Prompt
Write out the data below in full, unchanged, minus the images.

Stored rows
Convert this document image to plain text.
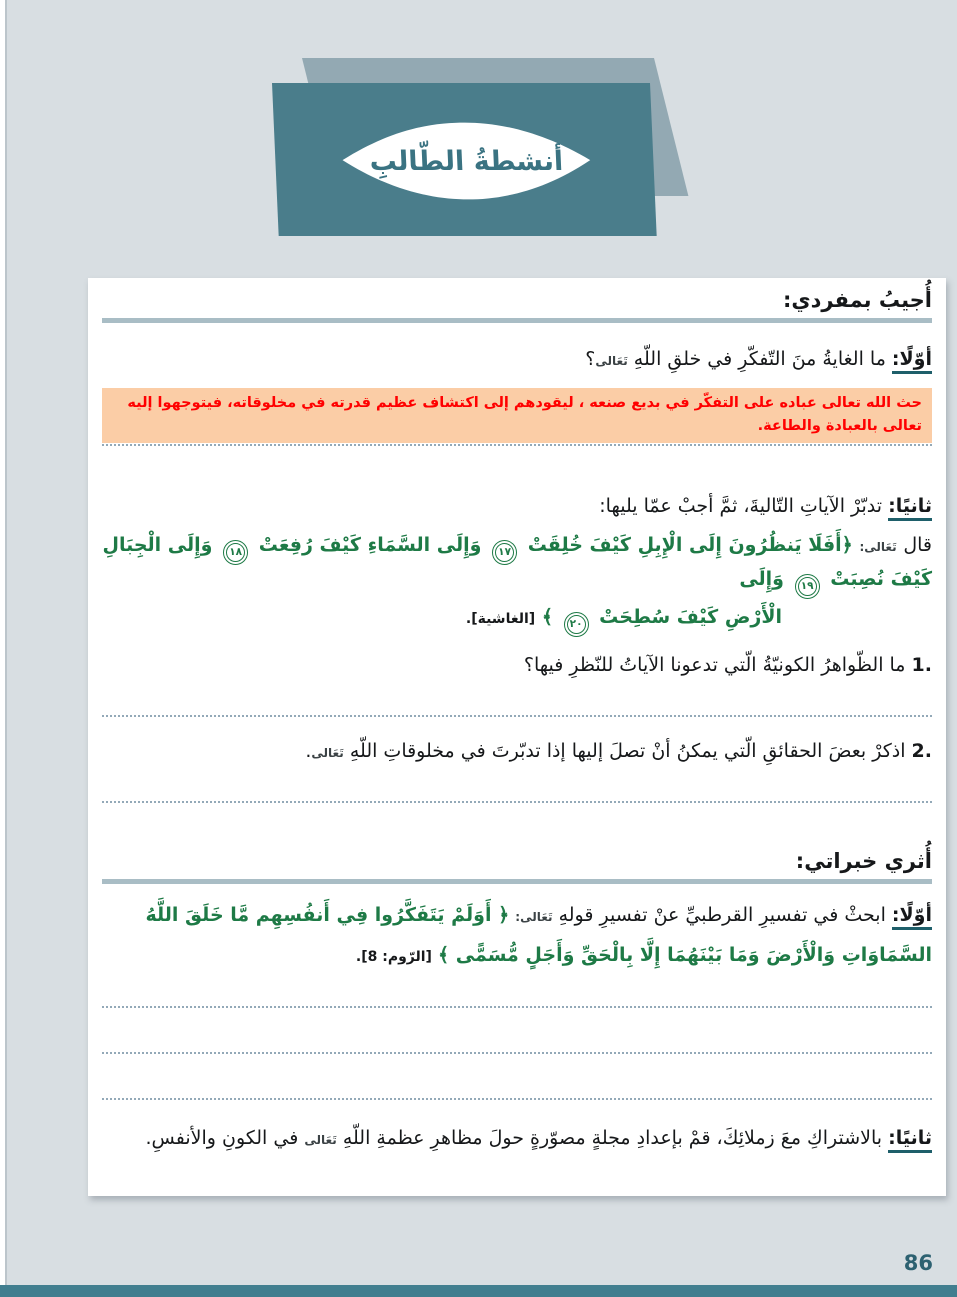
أنشطةُ الطّالبِ
أُجيبُ بمفردي:
أوّلًا: ما الغايةُ منَ التّفكّرِ في خلقِ اللّهِ تَعَالى؟
حث الله تعالى عباده على التفكّر في بديع صنعه ، ليقودهم إلى اكتشاف عظيم قدرته في مخلوقاته، فيتوجهوا إليه تعالى بالعبادة والطاعة.
ثانيًا: تدبّرْ الآياتِ التّاليةَ، ثمَّ أجبْ عمّا يليها:
قال تَعَالى: ﴿أَفَلَا يَنظُرُونَ إِلَى الْإِبِلِ كَيْفَ خُلِقَتْ ١٧ وَإِلَى السَّمَاءِ كَيْفَ رُفِعَتْ ١٨ وَإِلَى الْجِبَالِ كَيْفَ نُصِبَتْ ١٩ وَإِلَى
الْأَرْضِ كَيْفَ سُطِحَتْ ٢٠ ﴾ [الغاشية].
1. ما الظّواهرُ الكونيّةُ الّتي تدعونا الآياتُ للنّظرِ فيها؟
2. اذكرْ بعضَ الحقائقِ الّتي يمكنُ أنْ تصلَ إليها إذا تدبّرتَ في مخلوقاتِ اللّهِ تَعَالى.
أُثري خبراتي:
أوّلًا: ابحثْ في تفسيرِ القرطبيِّ عنْ تفسيرِ قولهِ تَعَالى: ﴿ أَوَلَمْ يَتَفَكَّرُوا فِي أَنفُسِهِم مَّا خَلَقَ اللَّهُ السَّمَاوَاتِ وَالْأَرْضَ وَمَا بَيْنَهُمَا إِلَّا بِالْحَقِّ وَأَجَلٍ مُّسَمًّى ﴾ [الرّوم: 8].
ثانيًا: بالاشتراكِ معَ زملائِكَ، قمْ بإعدادِ مجلةٍ مصوّرةٍ حولَ مظاهرِ عظمةِ اللّهِ تَعَالى في الكونِ والأنفسِ.
86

Response to this exercise
Convert this document image to plain text.
أنشطةُ الطّالبِ
أُجيبُ بمفردي:
أوّلًا: ما الغايةُ منَ التّفكّرِ في خلقِ اللّهِ تَعَالى؟
حث الله تعالى عباده على التفكّر في بديع صنعه ، ليقودهم إلى اكتشاف عظيم قدرته في مخلوقاته، فيتوجهوا إليه تعالى بالعبادة والطاعة.
ثانيًا: تدبّرْ الآياتِ التّاليةَ، ثمَّ أجبْ عمّا يليها:
قال تَعَالى: ﴿أَفَلَا يَنظُرُونَ إِلَى الْإِبِلِ كَيْفَ خُلِقَتْ ١٧ وَإِلَى السَّمَاءِ كَيْفَ رُفِعَتْ ١٨ وَإِلَى الْجِبَالِ كَيْفَ نُصِبَتْ ١٩ وَإِلَى
الْأَرْضِ كَيْفَ سُطِحَتْ ٢٠ ﴾ [الغاشية].
1. ما الظّواهرُ الكونيّةُ الّتي تدعونا الآياتُ للنّظرِ فيها؟
2. اذكرْ بعضَ الحقائقِ الّتي يمكنُ أنْ تصلَ إليها إذا تدبّرتَ في مخلوقاتِ اللّهِ تَعَالى.
أُثري خبراتي:
أوّلًا: ابحثْ في تفسيرِ القرطبيِّ عنْ تفسيرِ قولهِ تَعَالى: ﴿ أَوَلَمْ يَتَفَكَّرُوا فِي أَنفُسِهِم مَّا خَلَقَ اللَّهُ السَّمَاوَاتِ وَالْأَرْضَ وَمَا بَيْنَهُمَا إِلَّا بِالْحَقِّ وَأَجَلٍ مُّسَمًّى ﴾ [الرّوم: 8].
ثانيًا: بالاشتراكِ معَ زملائِكَ، قمْ بإعدادِ مجلةٍ مصوّرةٍ حولَ مظاهرِ عظمةِ اللّهِ تَعَالى في الكونِ والأنفسِ.
86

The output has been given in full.